--- BEGIN Listing ---

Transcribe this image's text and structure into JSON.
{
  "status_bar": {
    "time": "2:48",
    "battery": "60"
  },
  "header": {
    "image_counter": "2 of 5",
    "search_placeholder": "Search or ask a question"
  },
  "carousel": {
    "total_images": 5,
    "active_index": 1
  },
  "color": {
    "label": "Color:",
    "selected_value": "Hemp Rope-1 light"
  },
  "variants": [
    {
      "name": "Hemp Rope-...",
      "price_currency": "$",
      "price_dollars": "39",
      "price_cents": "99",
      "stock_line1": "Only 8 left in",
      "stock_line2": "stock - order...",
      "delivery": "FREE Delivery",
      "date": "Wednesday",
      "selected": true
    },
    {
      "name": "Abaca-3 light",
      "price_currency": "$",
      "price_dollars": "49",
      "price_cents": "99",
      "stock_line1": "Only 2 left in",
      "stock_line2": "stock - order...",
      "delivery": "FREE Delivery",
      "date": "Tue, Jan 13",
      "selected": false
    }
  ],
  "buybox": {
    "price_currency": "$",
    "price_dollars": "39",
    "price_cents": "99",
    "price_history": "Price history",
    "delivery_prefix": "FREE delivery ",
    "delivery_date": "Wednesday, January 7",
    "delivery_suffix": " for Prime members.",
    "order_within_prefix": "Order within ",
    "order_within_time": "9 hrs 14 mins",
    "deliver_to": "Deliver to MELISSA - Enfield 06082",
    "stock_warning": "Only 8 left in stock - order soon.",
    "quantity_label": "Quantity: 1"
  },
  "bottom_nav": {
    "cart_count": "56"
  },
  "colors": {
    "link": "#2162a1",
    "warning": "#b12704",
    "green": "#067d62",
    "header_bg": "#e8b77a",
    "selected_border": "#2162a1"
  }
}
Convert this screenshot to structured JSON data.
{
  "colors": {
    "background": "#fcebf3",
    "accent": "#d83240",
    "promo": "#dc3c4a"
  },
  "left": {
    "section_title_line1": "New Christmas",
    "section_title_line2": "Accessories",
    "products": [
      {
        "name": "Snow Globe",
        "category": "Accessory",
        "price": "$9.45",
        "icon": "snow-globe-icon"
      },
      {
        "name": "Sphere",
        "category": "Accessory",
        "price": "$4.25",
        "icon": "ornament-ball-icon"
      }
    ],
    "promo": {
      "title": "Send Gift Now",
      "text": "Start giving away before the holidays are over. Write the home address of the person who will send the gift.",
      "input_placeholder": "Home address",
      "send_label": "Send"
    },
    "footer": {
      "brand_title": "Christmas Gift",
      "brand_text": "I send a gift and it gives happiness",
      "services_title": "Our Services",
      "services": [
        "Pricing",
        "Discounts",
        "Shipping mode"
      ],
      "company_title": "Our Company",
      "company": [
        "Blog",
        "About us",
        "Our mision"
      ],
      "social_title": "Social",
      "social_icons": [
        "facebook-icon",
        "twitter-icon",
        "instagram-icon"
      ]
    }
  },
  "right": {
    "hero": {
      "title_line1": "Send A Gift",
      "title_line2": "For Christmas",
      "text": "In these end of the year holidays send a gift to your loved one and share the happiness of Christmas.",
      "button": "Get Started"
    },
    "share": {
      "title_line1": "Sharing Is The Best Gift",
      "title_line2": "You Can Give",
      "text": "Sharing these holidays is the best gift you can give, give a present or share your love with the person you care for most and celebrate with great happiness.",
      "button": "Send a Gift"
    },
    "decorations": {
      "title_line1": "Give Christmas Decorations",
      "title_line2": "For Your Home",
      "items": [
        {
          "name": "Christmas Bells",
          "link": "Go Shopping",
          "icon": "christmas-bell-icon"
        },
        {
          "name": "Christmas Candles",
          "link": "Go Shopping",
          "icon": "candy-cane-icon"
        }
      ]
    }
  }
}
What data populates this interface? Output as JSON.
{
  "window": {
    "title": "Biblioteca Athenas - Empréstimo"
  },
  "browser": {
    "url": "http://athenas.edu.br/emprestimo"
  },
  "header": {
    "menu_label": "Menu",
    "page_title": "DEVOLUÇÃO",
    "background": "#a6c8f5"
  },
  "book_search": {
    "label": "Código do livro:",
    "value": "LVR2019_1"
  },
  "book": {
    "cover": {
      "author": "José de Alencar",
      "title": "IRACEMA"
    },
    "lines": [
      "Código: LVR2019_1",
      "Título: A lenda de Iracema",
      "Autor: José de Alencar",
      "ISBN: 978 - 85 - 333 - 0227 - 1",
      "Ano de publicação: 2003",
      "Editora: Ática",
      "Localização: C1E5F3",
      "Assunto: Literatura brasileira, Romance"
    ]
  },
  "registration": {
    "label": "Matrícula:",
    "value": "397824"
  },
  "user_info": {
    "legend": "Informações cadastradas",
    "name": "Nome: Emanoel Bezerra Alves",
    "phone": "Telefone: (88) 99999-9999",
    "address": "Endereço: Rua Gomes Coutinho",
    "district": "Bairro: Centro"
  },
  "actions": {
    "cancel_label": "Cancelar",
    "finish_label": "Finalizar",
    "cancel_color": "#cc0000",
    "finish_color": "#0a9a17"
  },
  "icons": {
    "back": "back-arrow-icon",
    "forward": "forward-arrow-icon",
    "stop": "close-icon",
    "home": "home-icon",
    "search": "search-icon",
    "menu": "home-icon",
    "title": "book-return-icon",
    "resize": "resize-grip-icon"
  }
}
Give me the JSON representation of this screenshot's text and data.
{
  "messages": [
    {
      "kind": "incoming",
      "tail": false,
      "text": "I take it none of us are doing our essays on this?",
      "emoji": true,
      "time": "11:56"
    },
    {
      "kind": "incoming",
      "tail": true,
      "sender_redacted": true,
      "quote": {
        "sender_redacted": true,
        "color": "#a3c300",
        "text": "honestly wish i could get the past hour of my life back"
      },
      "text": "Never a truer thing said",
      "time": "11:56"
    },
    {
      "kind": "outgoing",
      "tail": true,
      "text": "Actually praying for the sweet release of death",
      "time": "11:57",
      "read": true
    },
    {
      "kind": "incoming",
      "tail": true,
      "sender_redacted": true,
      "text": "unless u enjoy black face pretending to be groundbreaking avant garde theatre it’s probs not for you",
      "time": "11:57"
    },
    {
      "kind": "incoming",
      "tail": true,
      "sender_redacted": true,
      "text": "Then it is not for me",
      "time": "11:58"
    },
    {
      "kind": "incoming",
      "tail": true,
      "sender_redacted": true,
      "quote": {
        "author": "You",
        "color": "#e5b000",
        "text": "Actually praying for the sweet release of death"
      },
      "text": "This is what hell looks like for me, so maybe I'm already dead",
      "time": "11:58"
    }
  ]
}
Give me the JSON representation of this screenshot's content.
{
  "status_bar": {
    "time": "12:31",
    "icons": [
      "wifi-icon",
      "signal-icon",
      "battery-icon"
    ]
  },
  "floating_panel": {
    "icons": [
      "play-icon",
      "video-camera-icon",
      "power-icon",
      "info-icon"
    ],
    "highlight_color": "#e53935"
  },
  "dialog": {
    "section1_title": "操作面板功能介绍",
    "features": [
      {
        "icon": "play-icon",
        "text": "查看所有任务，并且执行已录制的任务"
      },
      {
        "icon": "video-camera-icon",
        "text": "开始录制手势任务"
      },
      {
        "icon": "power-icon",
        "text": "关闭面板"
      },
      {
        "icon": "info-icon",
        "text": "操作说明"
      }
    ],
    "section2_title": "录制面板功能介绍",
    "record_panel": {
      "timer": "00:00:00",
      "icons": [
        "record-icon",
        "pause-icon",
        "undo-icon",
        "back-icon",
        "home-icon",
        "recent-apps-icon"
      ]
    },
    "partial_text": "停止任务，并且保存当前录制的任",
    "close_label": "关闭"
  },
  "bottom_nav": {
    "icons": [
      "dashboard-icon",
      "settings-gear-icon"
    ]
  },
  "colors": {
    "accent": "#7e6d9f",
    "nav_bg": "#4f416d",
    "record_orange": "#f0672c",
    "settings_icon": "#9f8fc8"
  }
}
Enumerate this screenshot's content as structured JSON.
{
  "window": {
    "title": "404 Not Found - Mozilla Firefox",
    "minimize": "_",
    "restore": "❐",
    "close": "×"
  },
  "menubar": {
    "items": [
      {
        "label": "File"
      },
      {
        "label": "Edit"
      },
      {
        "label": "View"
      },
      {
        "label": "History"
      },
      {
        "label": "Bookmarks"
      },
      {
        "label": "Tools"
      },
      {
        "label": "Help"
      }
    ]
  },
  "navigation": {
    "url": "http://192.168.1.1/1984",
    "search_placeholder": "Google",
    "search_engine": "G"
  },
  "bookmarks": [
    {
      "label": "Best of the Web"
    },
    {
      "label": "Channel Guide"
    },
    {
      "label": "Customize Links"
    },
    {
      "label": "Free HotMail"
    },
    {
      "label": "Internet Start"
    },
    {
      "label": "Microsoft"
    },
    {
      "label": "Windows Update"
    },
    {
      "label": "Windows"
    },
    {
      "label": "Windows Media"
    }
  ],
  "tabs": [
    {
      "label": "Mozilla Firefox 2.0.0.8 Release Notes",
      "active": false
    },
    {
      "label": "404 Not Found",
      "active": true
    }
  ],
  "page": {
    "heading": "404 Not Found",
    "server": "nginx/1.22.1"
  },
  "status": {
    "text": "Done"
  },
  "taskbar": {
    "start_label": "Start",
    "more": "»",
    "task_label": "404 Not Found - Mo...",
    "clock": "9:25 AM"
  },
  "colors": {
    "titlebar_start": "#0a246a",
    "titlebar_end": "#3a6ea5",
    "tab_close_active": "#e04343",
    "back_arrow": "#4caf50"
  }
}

--- END Listing ---

Read through the entries and copy every line that includes "Mozilla".

Task answer:
    "title": "404 Not Found - Mozilla Firefox",
      "label": "Mozilla Firefox 2.0.0.8 Release Notes",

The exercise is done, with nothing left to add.